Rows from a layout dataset
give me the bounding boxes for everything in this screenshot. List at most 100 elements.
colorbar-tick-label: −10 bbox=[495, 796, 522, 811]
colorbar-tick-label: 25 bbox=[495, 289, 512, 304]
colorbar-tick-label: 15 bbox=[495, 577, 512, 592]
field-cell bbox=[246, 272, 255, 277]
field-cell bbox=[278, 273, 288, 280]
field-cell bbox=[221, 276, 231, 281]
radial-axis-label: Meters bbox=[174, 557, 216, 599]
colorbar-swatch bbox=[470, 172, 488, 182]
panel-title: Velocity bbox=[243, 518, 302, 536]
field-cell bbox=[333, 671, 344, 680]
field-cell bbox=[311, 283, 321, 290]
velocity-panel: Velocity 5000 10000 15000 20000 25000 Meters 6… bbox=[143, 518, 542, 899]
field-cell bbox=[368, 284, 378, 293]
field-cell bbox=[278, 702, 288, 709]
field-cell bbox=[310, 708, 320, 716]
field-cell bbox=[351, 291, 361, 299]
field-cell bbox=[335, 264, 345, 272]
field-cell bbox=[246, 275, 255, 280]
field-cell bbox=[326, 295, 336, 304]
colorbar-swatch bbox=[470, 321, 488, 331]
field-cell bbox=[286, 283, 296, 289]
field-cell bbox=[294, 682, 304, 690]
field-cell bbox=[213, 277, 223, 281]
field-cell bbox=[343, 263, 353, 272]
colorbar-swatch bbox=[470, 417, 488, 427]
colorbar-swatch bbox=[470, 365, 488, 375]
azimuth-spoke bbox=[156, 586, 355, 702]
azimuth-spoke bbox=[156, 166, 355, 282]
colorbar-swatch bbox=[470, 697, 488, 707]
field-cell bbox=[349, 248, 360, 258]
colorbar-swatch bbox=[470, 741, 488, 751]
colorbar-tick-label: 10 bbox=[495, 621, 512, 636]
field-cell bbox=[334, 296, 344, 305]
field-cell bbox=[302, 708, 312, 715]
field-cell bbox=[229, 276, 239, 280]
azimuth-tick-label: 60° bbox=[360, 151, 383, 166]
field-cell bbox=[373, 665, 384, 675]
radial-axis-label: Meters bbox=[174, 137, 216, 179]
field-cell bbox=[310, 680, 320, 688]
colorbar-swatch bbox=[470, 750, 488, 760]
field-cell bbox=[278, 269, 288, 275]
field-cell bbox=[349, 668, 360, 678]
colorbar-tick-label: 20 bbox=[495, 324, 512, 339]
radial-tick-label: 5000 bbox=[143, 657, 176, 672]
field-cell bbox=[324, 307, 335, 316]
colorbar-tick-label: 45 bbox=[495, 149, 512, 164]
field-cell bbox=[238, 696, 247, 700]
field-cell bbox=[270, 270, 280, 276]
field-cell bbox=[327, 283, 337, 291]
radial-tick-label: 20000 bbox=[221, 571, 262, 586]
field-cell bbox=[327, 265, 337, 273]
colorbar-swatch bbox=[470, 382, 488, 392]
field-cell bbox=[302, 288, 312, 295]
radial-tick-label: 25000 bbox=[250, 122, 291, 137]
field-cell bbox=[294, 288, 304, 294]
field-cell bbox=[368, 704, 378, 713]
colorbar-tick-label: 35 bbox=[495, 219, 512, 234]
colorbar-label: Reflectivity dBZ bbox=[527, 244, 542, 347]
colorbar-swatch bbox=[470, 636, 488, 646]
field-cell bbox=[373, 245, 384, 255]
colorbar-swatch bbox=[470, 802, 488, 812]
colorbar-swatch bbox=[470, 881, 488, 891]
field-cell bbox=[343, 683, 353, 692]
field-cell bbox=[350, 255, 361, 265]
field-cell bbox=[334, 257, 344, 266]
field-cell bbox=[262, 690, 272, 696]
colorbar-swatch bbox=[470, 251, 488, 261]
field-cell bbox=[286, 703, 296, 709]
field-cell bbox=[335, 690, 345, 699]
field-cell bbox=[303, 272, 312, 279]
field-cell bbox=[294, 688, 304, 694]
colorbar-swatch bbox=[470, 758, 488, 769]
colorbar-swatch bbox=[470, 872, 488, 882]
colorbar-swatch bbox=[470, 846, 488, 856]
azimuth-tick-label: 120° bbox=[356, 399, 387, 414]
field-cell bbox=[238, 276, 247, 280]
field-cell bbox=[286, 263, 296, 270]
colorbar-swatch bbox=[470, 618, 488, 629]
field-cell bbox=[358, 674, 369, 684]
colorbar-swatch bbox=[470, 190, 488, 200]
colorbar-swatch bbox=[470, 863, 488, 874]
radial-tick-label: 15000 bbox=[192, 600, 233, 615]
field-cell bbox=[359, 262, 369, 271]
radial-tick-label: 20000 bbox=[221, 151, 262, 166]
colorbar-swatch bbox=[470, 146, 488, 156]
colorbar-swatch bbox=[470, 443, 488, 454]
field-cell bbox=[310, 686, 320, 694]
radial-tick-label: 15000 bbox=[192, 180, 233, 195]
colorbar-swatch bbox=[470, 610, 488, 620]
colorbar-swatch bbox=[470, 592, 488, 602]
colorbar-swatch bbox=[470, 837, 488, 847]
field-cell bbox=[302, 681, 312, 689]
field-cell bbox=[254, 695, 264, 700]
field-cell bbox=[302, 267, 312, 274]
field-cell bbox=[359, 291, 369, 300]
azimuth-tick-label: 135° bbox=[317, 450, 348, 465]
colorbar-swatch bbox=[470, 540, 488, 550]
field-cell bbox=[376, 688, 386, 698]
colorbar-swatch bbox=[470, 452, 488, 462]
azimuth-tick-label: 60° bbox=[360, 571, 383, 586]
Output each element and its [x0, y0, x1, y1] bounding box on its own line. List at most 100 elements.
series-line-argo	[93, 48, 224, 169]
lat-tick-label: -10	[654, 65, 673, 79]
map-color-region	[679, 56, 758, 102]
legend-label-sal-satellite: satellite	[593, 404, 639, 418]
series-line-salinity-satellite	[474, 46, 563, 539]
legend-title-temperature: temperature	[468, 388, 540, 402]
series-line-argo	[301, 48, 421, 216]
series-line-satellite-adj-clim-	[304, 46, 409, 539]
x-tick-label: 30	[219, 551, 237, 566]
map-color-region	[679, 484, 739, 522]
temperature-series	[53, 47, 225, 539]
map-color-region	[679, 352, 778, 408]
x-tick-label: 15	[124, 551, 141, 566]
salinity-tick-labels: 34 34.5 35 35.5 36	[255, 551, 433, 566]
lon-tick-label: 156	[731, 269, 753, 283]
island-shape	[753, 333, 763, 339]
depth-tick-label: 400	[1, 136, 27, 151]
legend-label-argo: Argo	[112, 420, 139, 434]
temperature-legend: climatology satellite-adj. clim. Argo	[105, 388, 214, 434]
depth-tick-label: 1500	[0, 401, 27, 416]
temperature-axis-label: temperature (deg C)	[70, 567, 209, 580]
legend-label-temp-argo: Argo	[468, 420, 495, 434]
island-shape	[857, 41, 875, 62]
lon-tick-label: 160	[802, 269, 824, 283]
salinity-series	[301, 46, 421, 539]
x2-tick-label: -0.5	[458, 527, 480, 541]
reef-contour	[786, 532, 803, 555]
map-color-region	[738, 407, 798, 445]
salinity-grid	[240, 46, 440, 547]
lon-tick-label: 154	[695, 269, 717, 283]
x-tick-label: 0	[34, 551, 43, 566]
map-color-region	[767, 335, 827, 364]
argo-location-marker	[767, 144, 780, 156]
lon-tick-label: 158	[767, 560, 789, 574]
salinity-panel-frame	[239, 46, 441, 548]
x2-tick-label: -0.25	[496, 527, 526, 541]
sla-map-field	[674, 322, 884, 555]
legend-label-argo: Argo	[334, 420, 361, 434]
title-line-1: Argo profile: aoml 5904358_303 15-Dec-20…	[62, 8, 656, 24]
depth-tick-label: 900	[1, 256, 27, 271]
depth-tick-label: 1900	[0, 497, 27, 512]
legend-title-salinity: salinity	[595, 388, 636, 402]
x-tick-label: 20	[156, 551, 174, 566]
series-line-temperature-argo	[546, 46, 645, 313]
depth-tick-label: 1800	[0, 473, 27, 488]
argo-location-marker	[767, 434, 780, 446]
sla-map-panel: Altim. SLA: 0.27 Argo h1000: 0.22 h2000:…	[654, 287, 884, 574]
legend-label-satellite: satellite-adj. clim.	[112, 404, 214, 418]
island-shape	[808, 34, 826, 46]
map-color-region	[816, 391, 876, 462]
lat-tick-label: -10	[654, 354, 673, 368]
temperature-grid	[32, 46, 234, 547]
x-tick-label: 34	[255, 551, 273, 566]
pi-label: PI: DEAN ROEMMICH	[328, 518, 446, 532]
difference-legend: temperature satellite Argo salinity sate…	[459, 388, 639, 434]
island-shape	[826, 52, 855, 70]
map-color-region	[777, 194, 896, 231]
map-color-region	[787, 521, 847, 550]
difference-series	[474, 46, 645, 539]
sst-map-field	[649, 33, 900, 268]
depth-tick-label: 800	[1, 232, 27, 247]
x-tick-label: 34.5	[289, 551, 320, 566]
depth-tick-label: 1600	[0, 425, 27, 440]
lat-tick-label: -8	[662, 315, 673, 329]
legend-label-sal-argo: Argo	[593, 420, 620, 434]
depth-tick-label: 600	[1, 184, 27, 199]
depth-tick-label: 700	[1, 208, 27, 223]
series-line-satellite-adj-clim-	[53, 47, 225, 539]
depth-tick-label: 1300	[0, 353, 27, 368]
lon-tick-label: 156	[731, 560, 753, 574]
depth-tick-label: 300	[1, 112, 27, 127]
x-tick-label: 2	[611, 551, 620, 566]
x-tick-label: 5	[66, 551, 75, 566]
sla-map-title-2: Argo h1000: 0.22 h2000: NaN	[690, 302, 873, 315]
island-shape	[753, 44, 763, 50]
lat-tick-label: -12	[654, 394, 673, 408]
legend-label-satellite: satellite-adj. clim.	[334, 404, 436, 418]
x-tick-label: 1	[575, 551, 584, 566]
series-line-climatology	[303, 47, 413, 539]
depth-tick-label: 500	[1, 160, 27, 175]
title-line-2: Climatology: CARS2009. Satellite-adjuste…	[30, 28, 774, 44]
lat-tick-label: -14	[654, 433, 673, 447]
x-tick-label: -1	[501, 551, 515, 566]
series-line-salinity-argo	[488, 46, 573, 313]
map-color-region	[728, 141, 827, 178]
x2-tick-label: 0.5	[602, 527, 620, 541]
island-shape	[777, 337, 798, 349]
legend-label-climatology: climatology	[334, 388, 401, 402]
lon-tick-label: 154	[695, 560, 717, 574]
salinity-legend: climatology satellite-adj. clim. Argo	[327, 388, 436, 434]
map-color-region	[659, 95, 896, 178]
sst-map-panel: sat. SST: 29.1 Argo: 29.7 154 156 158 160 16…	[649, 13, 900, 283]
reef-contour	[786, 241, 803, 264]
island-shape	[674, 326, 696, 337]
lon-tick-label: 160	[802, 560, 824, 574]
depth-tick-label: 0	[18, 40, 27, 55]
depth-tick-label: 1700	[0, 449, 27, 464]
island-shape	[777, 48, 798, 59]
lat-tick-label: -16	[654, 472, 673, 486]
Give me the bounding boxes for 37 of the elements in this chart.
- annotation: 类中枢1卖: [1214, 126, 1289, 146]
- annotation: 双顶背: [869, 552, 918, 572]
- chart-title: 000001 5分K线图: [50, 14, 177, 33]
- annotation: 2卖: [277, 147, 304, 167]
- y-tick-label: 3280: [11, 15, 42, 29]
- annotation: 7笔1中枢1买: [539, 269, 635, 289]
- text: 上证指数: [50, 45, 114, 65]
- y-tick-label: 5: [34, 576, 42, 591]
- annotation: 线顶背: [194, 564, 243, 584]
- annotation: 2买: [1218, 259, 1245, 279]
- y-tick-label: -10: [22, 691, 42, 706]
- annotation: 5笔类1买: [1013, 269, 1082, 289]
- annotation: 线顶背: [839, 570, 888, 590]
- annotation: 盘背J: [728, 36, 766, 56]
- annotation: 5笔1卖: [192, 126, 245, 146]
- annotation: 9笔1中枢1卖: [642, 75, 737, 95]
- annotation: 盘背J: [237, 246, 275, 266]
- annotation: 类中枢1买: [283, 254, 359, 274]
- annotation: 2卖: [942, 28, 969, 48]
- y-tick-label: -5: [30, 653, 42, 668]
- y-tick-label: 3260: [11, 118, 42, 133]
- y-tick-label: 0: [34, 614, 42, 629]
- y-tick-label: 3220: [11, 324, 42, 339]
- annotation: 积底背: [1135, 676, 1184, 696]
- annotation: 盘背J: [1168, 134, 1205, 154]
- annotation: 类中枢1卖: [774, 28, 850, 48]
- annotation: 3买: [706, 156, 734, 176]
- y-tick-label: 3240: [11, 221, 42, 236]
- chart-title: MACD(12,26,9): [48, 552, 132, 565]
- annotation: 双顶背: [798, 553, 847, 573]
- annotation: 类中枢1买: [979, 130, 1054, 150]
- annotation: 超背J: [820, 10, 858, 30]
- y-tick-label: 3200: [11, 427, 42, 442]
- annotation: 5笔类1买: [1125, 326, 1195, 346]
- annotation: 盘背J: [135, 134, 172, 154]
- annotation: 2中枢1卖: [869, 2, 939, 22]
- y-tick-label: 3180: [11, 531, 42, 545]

Short problem ::
Lay out the data as a Markdown table with the columns Row and Line, starting at the first line and ending at the line that contains "azimuth-spoke bbox=[156, 166, 355, 282]". Give each line's number and text, and leave out any blank lines.

Result of the task ::
| Row | Line |
|---|---|
| 1 | give me the bounding boxes for everything in this screenshot. List at most 100 elements. |
| 2 | colorbar-tick-label: −10 bbox=[495, 796, 522, 811] |
| 3 | colorbar-tick-label: 25 bbox=[495, 289, 512, 304] |
| 4 | colorbar-tick-label: 15 bbox=[495, 577, 512, 592] |
| 5 | field-cell bbox=[246, 272, 255, 277] |
| 6 | field-cell bbox=[278, 273, 288, 280] |
| 7 | field-cell bbox=[221, 276, 231, 281] |
| 8 | radial-axis-label: Meters bbox=[174, 557, 216, 599] |
| 9 | colorbar-swatch bbox=[470, 172, 488, 182] |
| 10 | panel-title: Velocity bbox=[243, 518, 302, 536] |
| 11 | field-cell bbox=[333, 671, 344, 680] |
| 12 | field-cell bbox=[311, 283, 321, 290] |
| 13 | velocity-panel: Velocity 5000 10000 15000 20000 25000 Meters 6… bbox=[143, 518, 542, 899] |
| 14 | field-cell bbox=[368, 284, 378, 293] |
| 15 | field-cell bbox=[278, 702, 288, 709] |
| 16 | field-cell bbox=[310, 708, 320, 716] |
| 17 | field-cell bbox=[351, 291, 361, 299] |
| 18 | field-cell bbox=[335, 264, 345, 272] |
| 19 | field-cell bbox=[246, 275, 255, 280] |
| 20 | field-cell bbox=[326, 295, 336, 304] |
| 21 | colorbar-swatch bbox=[470, 321, 488, 331] |
| 22 | field-cell bbox=[286, 283, 296, 289] |
| 23 | field-cell bbox=[294, 682, 304, 690] |
| 24 | field-cell bbox=[213, 277, 223, 281] |
| 25 | field-cell bbox=[343, 263, 353, 272] |
| 26 | colorbar-swatch bbox=[470, 417, 488, 427] |
| 27 | colorbar-swatch bbox=[470, 365, 488, 375] |
| 28 | azimuth-spoke bbox=[156, 586, 355, 702] |
| 29 | azimuth-spoke bbox=[156, 166, 355, 282] |